** start of RECORDS **

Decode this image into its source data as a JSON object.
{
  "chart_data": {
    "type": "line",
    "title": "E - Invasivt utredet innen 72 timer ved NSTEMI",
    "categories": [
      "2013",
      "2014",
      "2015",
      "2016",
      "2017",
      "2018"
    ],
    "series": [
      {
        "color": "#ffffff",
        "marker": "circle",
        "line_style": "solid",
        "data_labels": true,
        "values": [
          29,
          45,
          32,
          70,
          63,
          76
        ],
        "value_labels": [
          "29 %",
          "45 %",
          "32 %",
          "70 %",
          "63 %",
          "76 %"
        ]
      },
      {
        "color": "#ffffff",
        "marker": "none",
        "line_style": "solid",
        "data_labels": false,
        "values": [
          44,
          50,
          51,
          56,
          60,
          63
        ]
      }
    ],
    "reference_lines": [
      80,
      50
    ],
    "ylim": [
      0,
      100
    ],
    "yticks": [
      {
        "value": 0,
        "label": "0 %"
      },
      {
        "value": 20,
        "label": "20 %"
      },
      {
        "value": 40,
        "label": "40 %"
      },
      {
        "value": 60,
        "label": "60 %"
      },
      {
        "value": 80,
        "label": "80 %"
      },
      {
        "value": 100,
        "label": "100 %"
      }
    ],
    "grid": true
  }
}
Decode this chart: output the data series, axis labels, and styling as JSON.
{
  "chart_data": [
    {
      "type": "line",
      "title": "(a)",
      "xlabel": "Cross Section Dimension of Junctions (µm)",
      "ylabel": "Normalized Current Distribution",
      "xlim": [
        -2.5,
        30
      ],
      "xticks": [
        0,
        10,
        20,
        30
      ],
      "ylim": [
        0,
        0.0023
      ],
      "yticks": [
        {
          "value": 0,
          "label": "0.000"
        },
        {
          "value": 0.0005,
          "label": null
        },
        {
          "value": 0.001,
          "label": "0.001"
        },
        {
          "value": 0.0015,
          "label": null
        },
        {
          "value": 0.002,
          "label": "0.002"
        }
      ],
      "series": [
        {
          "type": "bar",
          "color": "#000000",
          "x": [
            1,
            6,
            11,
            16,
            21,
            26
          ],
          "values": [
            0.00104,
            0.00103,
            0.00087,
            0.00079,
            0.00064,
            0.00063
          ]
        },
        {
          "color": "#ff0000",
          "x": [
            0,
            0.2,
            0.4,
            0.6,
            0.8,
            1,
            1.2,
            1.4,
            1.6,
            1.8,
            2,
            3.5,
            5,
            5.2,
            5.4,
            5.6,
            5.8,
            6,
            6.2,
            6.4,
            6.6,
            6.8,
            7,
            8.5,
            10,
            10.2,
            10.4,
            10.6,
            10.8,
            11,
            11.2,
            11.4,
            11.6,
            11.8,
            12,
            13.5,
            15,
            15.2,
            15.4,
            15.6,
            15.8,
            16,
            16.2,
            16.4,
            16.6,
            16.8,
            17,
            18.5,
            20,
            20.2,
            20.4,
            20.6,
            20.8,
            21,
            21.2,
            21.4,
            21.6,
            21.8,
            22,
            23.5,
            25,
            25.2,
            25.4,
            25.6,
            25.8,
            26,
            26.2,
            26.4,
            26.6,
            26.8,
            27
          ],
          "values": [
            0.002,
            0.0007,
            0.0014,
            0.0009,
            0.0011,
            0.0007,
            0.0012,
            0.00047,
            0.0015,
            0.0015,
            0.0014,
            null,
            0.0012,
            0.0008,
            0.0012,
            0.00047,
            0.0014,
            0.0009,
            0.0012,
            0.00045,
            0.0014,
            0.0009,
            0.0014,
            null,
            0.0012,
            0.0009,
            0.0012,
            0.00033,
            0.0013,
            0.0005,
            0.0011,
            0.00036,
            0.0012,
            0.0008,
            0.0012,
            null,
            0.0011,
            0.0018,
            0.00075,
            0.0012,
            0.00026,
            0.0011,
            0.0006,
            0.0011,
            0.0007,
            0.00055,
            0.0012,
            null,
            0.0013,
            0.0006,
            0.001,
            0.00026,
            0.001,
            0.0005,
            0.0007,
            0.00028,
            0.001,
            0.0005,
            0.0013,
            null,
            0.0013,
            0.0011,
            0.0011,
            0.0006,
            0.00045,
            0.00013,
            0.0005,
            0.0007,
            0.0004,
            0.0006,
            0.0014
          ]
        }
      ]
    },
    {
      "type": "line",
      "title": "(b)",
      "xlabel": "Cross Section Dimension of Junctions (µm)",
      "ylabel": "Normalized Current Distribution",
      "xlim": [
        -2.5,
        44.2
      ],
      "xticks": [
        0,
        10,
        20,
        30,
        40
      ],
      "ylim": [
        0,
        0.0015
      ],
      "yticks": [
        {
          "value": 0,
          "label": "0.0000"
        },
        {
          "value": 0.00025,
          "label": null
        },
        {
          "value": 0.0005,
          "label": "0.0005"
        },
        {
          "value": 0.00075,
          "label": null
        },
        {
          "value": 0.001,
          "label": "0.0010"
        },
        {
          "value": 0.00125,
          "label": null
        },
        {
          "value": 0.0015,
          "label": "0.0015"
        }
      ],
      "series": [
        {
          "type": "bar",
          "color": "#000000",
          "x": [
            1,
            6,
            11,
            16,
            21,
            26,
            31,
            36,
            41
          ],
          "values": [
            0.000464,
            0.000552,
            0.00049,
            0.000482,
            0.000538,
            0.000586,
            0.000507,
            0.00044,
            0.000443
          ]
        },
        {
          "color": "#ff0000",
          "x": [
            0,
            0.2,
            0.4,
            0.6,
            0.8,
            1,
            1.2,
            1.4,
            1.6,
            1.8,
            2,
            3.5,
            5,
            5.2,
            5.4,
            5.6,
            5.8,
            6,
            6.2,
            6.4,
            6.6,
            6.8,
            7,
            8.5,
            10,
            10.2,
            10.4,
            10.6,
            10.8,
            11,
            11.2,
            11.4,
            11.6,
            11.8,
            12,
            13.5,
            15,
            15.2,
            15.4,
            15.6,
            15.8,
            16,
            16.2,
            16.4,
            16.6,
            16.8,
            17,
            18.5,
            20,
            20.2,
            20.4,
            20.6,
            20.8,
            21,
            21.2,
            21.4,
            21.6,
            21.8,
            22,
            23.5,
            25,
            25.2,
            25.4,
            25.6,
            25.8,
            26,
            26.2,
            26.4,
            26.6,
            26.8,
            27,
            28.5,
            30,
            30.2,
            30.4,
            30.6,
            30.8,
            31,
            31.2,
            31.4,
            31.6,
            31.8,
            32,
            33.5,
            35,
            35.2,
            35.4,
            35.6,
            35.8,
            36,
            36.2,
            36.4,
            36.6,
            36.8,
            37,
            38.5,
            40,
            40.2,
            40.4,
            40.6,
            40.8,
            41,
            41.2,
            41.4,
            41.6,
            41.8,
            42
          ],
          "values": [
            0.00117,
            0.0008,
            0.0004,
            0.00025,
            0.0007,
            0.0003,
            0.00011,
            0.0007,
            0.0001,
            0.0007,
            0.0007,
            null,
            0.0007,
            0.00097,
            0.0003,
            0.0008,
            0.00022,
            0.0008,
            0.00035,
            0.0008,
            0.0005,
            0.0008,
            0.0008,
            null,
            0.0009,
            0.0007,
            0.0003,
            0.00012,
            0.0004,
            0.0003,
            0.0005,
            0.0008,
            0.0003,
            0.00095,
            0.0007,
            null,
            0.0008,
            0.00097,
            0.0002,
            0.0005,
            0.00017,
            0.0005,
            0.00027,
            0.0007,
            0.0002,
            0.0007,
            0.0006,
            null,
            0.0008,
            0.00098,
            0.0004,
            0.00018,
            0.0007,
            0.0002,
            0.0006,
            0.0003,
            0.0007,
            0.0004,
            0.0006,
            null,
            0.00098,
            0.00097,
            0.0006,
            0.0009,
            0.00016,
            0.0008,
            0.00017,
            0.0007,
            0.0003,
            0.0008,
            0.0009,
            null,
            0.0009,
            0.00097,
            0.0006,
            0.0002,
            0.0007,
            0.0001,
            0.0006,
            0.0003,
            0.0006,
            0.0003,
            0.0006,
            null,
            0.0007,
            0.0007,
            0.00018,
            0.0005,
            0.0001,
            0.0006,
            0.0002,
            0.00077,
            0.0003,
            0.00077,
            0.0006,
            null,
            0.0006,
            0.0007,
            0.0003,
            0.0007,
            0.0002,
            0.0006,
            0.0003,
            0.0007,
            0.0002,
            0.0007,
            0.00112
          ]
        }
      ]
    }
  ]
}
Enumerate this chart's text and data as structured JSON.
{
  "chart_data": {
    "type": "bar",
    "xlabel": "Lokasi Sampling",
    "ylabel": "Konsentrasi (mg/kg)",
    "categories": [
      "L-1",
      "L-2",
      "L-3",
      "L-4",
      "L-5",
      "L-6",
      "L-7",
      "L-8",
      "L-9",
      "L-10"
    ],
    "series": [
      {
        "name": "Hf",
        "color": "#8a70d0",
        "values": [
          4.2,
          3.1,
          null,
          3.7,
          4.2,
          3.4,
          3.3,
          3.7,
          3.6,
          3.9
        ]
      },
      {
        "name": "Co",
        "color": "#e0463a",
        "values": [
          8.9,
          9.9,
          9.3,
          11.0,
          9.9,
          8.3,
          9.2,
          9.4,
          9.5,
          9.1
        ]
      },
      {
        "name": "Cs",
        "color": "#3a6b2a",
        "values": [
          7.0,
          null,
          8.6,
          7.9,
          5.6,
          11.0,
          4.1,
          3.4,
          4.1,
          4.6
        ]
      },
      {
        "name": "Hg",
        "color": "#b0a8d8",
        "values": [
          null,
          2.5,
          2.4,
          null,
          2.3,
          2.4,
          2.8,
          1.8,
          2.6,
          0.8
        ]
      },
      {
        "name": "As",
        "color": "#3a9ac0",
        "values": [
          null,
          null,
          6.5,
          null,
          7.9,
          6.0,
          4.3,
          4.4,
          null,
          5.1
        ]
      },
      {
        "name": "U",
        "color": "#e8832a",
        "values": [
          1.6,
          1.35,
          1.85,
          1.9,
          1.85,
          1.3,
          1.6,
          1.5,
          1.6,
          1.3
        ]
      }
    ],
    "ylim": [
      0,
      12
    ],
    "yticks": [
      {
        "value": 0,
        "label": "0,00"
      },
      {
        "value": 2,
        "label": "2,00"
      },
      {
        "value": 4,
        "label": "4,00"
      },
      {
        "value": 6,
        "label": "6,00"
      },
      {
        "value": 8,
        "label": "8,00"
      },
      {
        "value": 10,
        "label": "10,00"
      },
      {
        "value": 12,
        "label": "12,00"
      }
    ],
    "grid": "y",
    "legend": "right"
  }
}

** end of RECORDS **

— TASK DETAILS —
Scan the material above for the word "Decode". Copy each line where it occurs.

— EXERCISE ANSWER —
Decode this image into its source data as a JSON object.
Decode this chart: output the data series, axis labels, and styling as JSON.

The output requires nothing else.